> **Stored records**:
■ ■ ■ ■

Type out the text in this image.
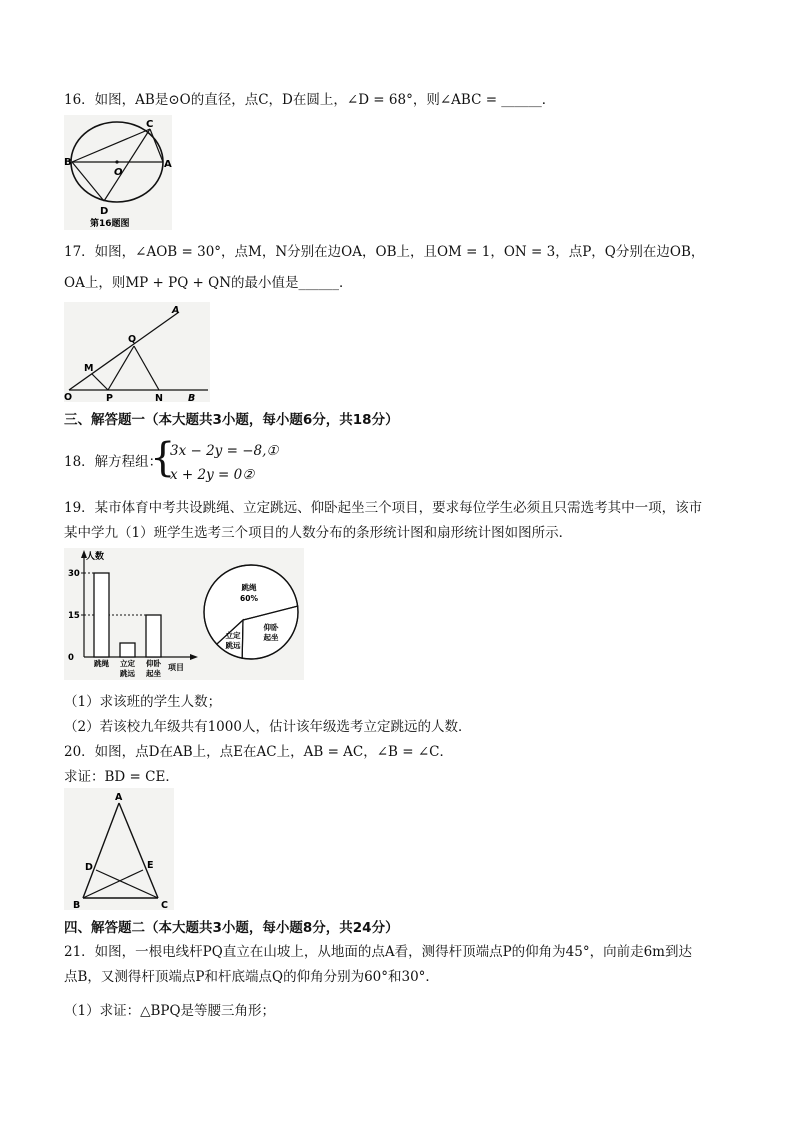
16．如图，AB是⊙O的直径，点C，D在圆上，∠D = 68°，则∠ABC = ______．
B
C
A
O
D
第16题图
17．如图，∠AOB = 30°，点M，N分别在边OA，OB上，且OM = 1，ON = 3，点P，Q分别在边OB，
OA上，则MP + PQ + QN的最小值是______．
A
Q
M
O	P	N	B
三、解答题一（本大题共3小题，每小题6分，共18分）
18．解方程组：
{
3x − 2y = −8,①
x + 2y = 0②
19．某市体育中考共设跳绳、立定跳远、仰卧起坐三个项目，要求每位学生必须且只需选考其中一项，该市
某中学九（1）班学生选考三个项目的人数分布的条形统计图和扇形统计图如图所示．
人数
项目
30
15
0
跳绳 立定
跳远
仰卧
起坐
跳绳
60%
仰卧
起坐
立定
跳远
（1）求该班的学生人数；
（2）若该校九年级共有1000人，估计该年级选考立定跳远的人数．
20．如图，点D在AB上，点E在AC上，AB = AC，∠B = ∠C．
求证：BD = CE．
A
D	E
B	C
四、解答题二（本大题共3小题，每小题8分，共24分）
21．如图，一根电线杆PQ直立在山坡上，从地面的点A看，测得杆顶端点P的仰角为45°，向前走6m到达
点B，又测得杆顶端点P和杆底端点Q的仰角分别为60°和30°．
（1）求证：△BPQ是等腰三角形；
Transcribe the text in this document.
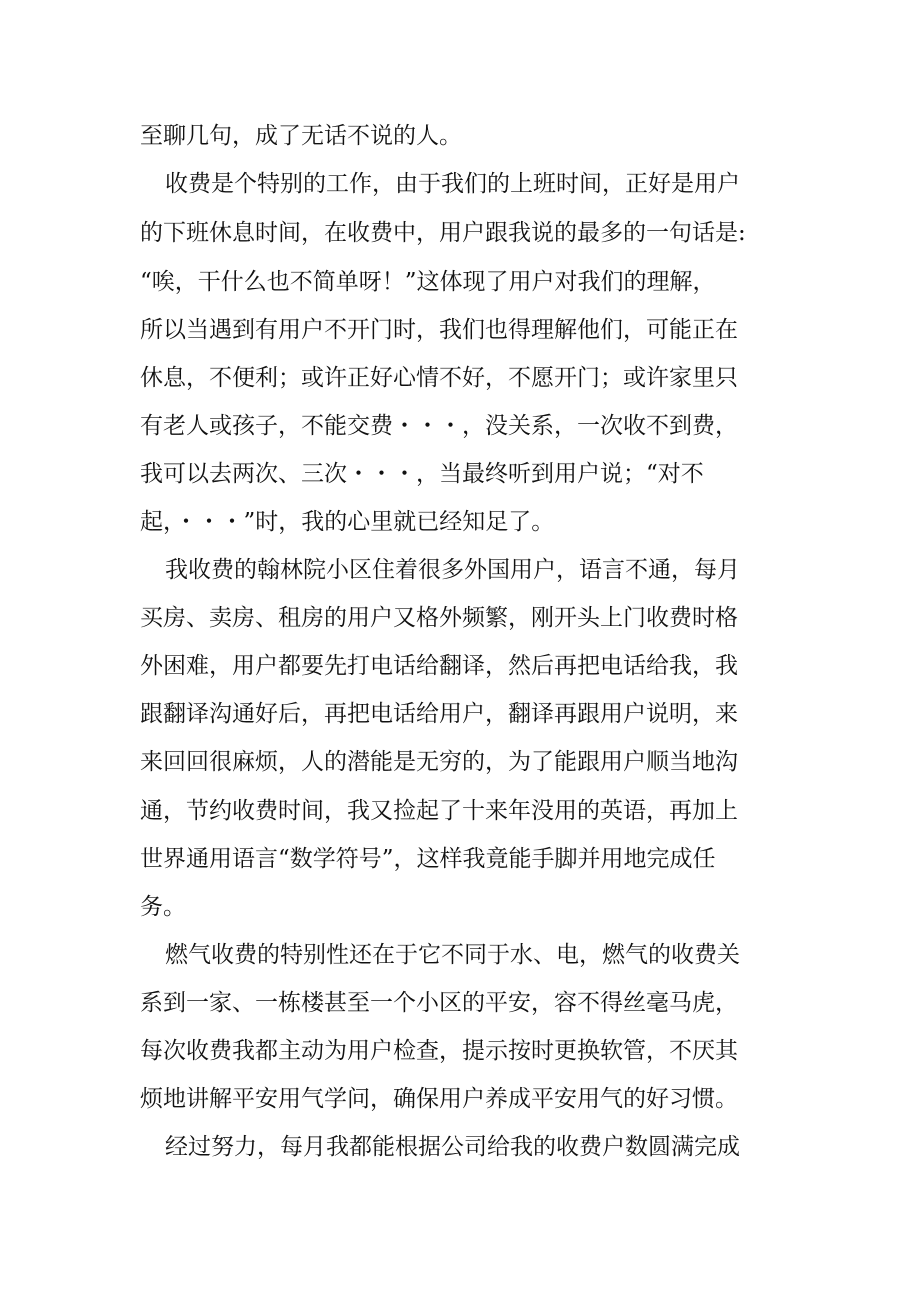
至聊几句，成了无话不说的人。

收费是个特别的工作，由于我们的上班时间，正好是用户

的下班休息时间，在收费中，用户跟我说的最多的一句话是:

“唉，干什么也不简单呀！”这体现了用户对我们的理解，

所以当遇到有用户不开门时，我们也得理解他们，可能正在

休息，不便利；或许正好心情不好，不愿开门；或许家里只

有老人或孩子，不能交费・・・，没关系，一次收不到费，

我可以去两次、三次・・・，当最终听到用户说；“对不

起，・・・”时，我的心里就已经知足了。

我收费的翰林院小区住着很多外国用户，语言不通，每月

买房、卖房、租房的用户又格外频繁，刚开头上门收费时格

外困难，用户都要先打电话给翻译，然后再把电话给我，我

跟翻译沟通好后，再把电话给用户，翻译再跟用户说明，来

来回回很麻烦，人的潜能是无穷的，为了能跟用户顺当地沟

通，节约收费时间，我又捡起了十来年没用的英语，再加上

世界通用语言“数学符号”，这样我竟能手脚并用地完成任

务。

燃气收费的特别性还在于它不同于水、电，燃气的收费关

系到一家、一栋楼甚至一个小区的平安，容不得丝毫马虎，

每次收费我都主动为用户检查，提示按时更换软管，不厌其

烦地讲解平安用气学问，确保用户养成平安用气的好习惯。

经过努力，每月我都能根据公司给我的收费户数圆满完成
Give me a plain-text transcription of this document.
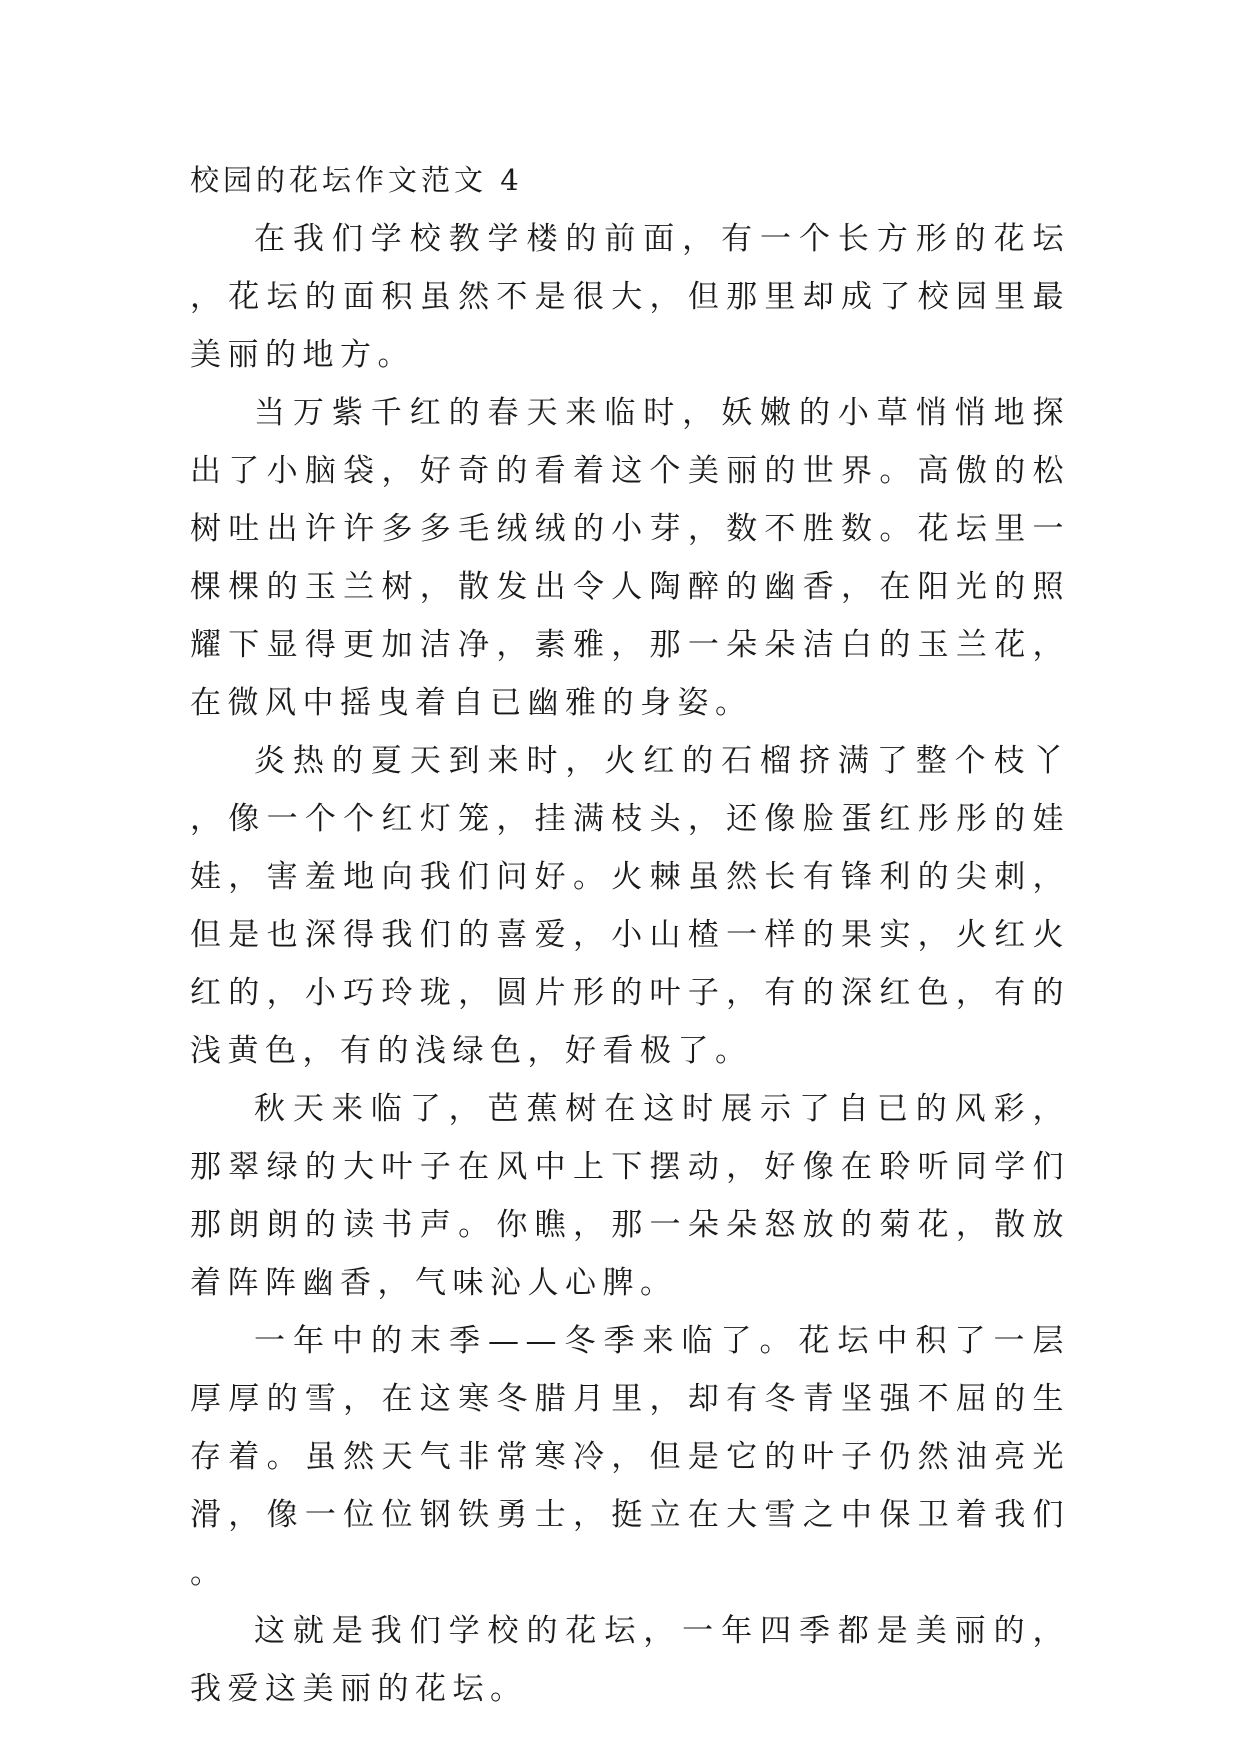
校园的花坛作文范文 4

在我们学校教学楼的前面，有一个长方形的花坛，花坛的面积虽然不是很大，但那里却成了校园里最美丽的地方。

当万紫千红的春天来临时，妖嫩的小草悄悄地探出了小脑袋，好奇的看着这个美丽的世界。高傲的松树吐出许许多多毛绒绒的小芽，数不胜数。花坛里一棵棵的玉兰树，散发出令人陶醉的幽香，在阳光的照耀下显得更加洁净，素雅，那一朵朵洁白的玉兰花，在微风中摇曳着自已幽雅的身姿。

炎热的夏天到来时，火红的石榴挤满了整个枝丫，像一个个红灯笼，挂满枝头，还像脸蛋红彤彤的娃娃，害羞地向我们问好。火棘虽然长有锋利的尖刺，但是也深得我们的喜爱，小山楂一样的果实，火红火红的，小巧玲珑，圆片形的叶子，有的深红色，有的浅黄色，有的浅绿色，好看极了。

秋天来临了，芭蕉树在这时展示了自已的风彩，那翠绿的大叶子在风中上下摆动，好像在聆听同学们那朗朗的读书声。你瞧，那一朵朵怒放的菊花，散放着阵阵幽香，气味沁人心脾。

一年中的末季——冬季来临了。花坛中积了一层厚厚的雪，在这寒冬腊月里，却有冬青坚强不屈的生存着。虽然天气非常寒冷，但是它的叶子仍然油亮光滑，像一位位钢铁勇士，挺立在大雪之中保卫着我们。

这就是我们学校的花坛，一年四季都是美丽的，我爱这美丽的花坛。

■ ■ ■ ■

> **DIRECTIONS**: Scan the material above. Extract every line in which the word "this" occurs.

> **CORRECT ANSWER**:
Type out the text in this image.
Transcribe the text in this document.
Give me a plain-text transcription of this document.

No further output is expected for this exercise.